Start
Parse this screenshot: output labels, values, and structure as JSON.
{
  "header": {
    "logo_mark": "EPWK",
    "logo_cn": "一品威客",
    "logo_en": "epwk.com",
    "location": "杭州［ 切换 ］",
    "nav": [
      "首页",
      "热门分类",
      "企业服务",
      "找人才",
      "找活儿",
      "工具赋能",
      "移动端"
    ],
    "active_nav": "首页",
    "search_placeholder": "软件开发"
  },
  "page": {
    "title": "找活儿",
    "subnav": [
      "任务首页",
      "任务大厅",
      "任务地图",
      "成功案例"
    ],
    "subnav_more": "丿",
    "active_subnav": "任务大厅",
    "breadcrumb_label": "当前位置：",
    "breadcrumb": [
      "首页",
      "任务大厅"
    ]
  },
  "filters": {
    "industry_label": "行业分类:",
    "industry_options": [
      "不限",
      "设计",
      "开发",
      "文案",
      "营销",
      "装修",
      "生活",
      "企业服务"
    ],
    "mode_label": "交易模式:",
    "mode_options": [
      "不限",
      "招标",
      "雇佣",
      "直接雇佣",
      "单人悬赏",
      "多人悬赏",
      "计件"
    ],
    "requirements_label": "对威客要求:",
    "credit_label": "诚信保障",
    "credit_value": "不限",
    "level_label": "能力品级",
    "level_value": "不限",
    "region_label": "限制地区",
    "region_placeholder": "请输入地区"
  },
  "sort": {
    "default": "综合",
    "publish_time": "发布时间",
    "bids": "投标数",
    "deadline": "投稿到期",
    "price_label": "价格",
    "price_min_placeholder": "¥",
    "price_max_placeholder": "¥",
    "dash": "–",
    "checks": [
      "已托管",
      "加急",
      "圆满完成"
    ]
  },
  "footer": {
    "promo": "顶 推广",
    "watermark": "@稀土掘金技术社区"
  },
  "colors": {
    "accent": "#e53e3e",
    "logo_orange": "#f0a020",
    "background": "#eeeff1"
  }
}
End
Start
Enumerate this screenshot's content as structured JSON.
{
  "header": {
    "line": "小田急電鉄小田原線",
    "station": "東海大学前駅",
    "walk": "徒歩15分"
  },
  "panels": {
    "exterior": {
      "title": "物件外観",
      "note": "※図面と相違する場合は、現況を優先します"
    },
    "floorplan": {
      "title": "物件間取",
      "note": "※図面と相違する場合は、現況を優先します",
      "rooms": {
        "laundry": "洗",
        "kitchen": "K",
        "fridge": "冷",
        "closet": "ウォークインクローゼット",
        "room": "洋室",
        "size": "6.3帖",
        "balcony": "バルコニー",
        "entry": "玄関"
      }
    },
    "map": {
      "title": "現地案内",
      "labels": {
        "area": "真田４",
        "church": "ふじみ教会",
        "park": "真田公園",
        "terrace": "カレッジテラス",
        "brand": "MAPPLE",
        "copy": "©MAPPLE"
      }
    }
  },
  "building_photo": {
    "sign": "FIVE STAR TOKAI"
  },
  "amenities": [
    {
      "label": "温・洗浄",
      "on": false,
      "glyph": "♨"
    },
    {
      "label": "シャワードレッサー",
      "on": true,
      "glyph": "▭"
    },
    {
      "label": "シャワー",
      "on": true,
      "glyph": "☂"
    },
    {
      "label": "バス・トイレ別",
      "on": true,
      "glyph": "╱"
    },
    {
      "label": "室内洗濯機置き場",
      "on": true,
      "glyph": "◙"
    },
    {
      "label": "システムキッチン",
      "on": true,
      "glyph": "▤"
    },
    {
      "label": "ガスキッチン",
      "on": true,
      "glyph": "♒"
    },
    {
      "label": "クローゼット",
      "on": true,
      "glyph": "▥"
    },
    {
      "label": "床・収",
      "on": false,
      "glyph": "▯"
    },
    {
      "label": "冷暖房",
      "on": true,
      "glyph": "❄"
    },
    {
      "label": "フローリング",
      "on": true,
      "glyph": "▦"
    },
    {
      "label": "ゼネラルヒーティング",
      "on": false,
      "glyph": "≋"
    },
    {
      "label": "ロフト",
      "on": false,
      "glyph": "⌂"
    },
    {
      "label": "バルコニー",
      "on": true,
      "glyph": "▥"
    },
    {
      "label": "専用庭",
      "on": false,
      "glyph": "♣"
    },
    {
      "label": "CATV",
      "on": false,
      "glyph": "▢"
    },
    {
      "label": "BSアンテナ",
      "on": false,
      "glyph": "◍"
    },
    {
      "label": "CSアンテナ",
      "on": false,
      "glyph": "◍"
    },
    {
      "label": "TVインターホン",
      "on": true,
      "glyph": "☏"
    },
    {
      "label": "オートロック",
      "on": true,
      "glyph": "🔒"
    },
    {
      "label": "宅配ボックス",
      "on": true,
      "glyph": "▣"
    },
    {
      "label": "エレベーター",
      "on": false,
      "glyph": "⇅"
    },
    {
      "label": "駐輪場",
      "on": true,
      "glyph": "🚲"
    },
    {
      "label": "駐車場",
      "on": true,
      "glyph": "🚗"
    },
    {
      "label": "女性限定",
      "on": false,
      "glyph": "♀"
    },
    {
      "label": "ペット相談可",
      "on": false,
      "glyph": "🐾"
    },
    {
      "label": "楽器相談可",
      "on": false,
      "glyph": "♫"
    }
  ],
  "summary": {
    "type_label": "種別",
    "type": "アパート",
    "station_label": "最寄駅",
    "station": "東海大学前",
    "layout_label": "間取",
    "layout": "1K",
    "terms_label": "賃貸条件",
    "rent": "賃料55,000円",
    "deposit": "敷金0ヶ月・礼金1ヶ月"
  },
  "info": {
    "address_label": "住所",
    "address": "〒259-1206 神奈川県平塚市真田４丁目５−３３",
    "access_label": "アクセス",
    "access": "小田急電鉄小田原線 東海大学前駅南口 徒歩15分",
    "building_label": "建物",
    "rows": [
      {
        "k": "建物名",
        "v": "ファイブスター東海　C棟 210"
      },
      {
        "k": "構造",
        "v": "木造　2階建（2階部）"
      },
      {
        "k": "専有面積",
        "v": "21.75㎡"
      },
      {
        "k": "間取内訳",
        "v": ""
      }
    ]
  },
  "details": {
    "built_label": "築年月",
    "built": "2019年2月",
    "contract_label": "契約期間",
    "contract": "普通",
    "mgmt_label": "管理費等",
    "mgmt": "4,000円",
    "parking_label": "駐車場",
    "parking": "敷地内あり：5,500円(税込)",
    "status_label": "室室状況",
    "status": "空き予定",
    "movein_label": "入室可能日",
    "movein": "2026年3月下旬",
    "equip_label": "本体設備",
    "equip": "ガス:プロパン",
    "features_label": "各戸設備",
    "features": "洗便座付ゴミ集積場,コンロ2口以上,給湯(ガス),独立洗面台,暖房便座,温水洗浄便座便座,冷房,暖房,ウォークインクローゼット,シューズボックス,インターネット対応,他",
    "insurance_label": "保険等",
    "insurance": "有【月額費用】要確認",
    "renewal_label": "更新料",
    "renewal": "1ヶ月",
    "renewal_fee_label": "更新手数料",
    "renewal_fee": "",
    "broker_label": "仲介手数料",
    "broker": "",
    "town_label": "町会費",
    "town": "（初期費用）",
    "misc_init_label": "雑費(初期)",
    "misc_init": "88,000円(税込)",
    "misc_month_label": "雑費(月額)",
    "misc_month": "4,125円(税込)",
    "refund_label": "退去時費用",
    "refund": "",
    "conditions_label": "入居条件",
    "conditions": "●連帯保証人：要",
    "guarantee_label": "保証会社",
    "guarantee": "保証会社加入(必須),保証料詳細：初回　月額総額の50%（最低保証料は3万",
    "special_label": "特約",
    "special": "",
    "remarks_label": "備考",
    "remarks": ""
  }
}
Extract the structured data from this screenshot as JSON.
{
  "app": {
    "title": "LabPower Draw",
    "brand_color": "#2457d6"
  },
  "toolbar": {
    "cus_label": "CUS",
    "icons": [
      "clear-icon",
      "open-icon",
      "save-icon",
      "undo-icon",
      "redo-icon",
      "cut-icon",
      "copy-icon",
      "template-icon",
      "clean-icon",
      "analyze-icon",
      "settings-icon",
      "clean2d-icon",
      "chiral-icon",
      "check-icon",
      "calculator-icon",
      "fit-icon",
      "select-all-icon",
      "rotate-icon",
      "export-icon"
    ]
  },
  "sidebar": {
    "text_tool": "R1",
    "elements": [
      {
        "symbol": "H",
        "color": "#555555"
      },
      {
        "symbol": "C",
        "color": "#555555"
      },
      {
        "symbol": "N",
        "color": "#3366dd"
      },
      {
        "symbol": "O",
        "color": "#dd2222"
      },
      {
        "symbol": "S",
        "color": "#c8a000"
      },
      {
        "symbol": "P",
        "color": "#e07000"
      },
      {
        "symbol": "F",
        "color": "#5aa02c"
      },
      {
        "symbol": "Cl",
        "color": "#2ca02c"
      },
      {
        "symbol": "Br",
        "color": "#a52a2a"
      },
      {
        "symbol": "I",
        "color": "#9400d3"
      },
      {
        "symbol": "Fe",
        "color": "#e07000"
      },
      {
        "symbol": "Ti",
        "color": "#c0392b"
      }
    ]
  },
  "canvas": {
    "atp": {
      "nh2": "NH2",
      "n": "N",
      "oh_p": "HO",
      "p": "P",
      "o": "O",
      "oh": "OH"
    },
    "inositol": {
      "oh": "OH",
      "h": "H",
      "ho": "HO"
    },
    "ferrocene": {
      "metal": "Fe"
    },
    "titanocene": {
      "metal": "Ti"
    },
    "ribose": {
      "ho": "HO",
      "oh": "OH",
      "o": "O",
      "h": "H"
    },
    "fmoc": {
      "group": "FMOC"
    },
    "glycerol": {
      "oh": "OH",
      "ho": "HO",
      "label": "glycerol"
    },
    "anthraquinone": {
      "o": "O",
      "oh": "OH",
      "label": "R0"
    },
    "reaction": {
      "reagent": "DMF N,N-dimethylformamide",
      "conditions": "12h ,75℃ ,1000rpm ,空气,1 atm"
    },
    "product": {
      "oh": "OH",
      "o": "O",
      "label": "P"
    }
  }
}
End
◆ GIVEN EXERCISE ◆
Tally the lines in these entries that have the string "title" in them, then answer with the count and nothing else.

◆ SOLUTION TO THIS TASK ◆
5